## Required task:
Reproduce the records below in full and word for word, excluding pictures.

## Material for the task:
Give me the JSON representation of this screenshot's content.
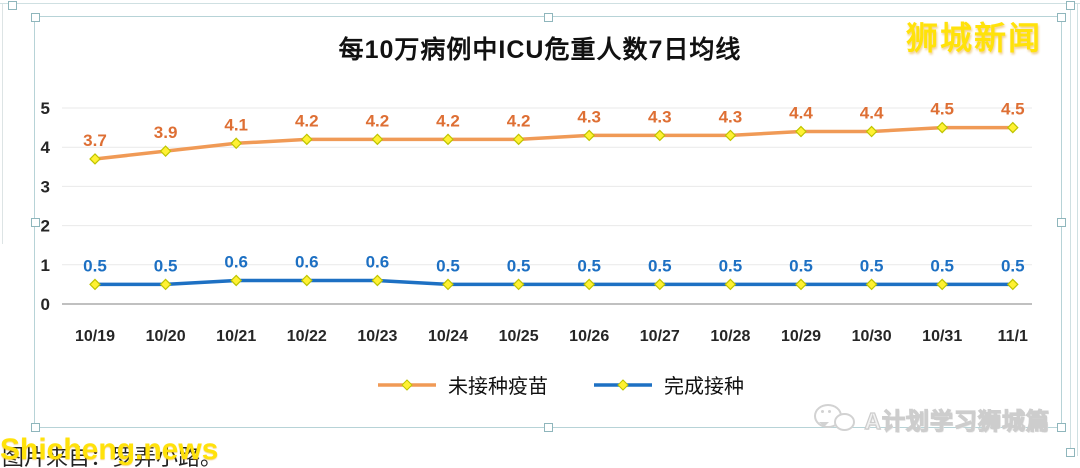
{
  "badge": {
    "label": "狮城新闻",
    "color": "#FFE20A"
  },
  "watermarks": {
    "site": "Shicheng.news",
    "caption": "图片来自：罗弄小路。",
    "channel": "A计划学习狮城篇"
  },
  "icons": {
    "channel_icon": "chat-bubbles-icon",
    "marker_icon": "diamond-marker"
  },
  "chart_data": {
    "type": "line",
    "title": "每10万病例中ICU危重人数7日均线",
    "categories": [
      "10/19",
      "10/20",
      "10/21",
      "10/22",
      "10/23",
      "10/24",
      "10/25",
      "10/26",
      "10/27",
      "10/28",
      "10/29",
      "10/30",
      "10/31",
      "11/1"
    ],
    "series": [
      {
        "name": "未接种疫苗",
        "color": "#F09A56",
        "label_color": "#DE6F34",
        "values": [
          3.7,
          3.9,
          4.1,
          4.2,
          4.2,
          4.2,
          4.2,
          4.3,
          4.3,
          4.3,
          4.4,
          4.4,
          4.5,
          4.5
        ]
      },
      {
        "name": "完成接种",
        "color": "#1D70C3",
        "label_color": "#1D70C3",
        "values": [
          0.5,
          0.5,
          0.6,
          0.6,
          0.6,
          0.5,
          0.5,
          0.5,
          0.5,
          0.5,
          0.5,
          0.5,
          0.5,
          0.5
        ]
      }
    ],
    "xlabel": "",
    "ylabel": "",
    "ylim": [
      0,
      5
    ],
    "yticks": [
      0,
      1,
      2,
      3,
      4,
      5
    ],
    "grid": true,
    "legend_position": "bottom",
    "marker": {
      "shape": "diamond",
      "fill": "#FFF133",
      "stroke": "#BEC400"
    },
    "colors": {
      "gridline": "#E9E9E9",
      "axis_line": "#ABABAB",
      "tick_text": "#262626"
    }
  }
}
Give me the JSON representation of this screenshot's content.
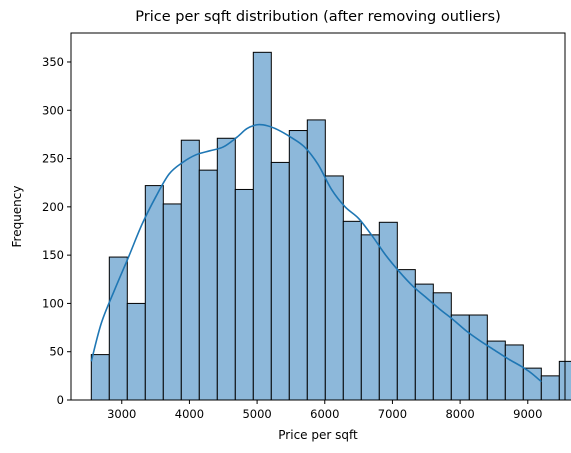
{
  "chart_data": {
    "type": "histogram",
    "title": "Price per sqft distribution (after removing outliers)",
    "xlabel": "Price per sqft",
    "ylabel": "Frequency",
    "xlim": [
      2250,
      9550
    ],
    "ylim": [
      0,
      380
    ],
    "xticks": [
      3000,
      4000,
      5000,
      6000,
      7000,
      8000,
      9000
    ],
    "yticks": [
      0,
      50,
      100,
      150,
      200,
      250,
      300,
      350
    ],
    "bin_start": 2550,
    "bin_width": 266,
    "counts": [
      47,
      148,
      100,
      222,
      203,
      269,
      238,
      271,
      218,
      360,
      246,
      279,
      290,
      232,
      185,
      171,
      184,
      135,
      120,
      111,
      88,
      88,
      61,
      57,
      33,
      25,
      40
    ],
    "bar_color": "#8db8da",
    "kde_color": "#1f77b4",
    "kde": {
      "x": [
        2550,
        2700,
        2900,
        3100,
        3300,
        3500,
        3700,
        3900,
        4100,
        4300,
        4500,
        4700,
        4850,
        5000,
        5150,
        5300,
        5500,
        5700,
        5900,
        6100,
        6300,
        6500,
        6700,
        6900,
        7100,
        7300,
        7500,
        7700,
        7900,
        8100,
        8300,
        8500,
        8700,
        8900,
        9050,
        9200
      ],
      "y": [
        40,
        80,
        115,
        148,
        182,
        210,
        234,
        246,
        254,
        258,
        262,
        272,
        281,
        285,
        284,
        280,
        272,
        262,
        244,
        218,
        200,
        188,
        170,
        150,
        133,
        118,
        106,
        94,
        83,
        71,
        61,
        52,
        43,
        35,
        28,
        19
      ]
    }
  }
}
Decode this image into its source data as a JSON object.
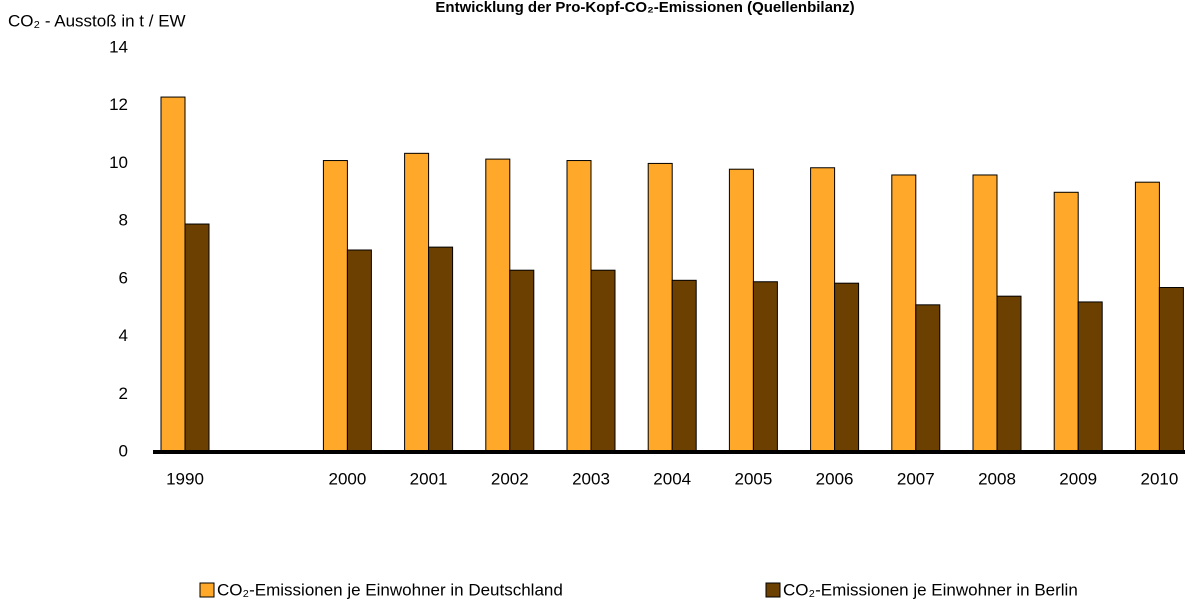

## Result of this task:
Give me the JSON representation of this screenshot's content.
{
  "badge": {
    "label": "狮城新闻",
    "color": "#FFE20A"
  },
  "watermarks": {
    "site": "Shicheng.news",
    "caption": "图片来自：罗弄小路。",
    "channel": "A计划学习狮城篇"
  },
  "icons": {
    "channel_icon": "chat-bubbles-icon",
    "marker_icon": "diamond-marker"
  },
  "chart_data": {
    "type": "line",
    "title": "每10万病例中ICU危重人数7日均线",
    "categories": [
      "10/19",
      "10/20",
      "10/21",
      "10/22",
      "10/23",
      "10/24",
      "10/25",
      "10/26",
      "10/27",
      "10/28",
      "10/29",
      "10/30",
      "10/31",
      "11/1"
    ],
    "series": [
      {
        "name": "未接种疫苗",
        "color": "#F09A56",
        "label_color": "#DE6F34",
        "values": [
          3.7,
          3.9,
          4.1,
          4.2,
          4.2,
          4.2,
          4.2,
          4.3,
          4.3,
          4.3,
          4.4,
          4.4,
          4.5,
          4.5
        ]
      },
      {
        "name": "完成接种",
        "color": "#1D70C3",
        "label_color": "#1D70C3",
        "values": [
          0.5,
          0.5,
          0.6,
          0.6,
          0.6,
          0.5,
          0.5,
          0.5,
          0.5,
          0.5,
          0.5,
          0.5,
          0.5,
          0.5
        ]
      }
    ],
    "xlabel": "",
    "ylabel": "",
    "ylim": [
      0,
      5
    ],
    "yticks": [
      0,
      1,
      2,
      3,
      4,
      5
    ],
    "grid": true,
    "legend_position": "bottom",
    "marker": {
      "shape": "diamond",
      "fill": "#FFF133",
      "stroke": "#BEC400"
    },
    "colors": {
      "gridline": "#E9E9E9",
      "axis_line": "#ABABAB",
      "tick_text": "#262626"
    }
  }
}
Give me the JSON representation of this screenshot's content.
{
  "chart_data": {
    "type": "histogram",
    "title": "Price per sqft distribution (after removing outliers)",
    "xlabel": "Price per sqft",
    "ylabel": "Frequency",
    "xlim": [
      2250,
      9550
    ],
    "ylim": [
      0,
      380
    ],
    "xticks": [
      3000,
      4000,
      5000,
      6000,
      7000,
      8000,
      9000
    ],
    "yticks": [
      0,
      50,
      100,
      150,
      200,
      250,
      300,
      350
    ],
    "bin_start": 2550,
    "bin_width": 266,
    "counts": [
      47,
      148,
      100,
      222,
      203,
      269,
      238,
      271,
      218,
      360,
      246,
      279,
      290,
      232,
      185,
      171,
      184,
      135,
      120,
      111,
      88,
      88,
      61,
      57,
      33,
      25,
      40
    ],
    "bar_color": "#8db8da",
    "kde_color": "#1f77b4",
    "kde": {
      "x": [
        2550,
        2700,
        2900,
        3100,
        3300,
        3500,
        3700,
        3900,
        4100,
        4300,
        4500,
        4700,
        4850,
        5000,
        5150,
        5300,
        5500,
        5700,
        5900,
        6100,
        6300,
        6500,
        6700,
        6900,
        7100,
        7300,
        7500,
        7700,
        7900,
        8100,
        8300,
        8500,
        8700,
        8900,
        9050,
        9200
      ],
      "y": [
        40,
        80,
        115,
        148,
        182,
        210,
        234,
        246,
        254,
        258,
        262,
        272,
        281,
        285,
        284,
        280,
        272,
        262,
        244,
        218,
        200,
        188,
        170,
        150,
        133,
        118,
        106,
        94,
        83,
        71,
        61,
        52,
        43,
        35,
        28,
        19
      ]
    }
  }
}
Decode this image into its source data as a JSON object.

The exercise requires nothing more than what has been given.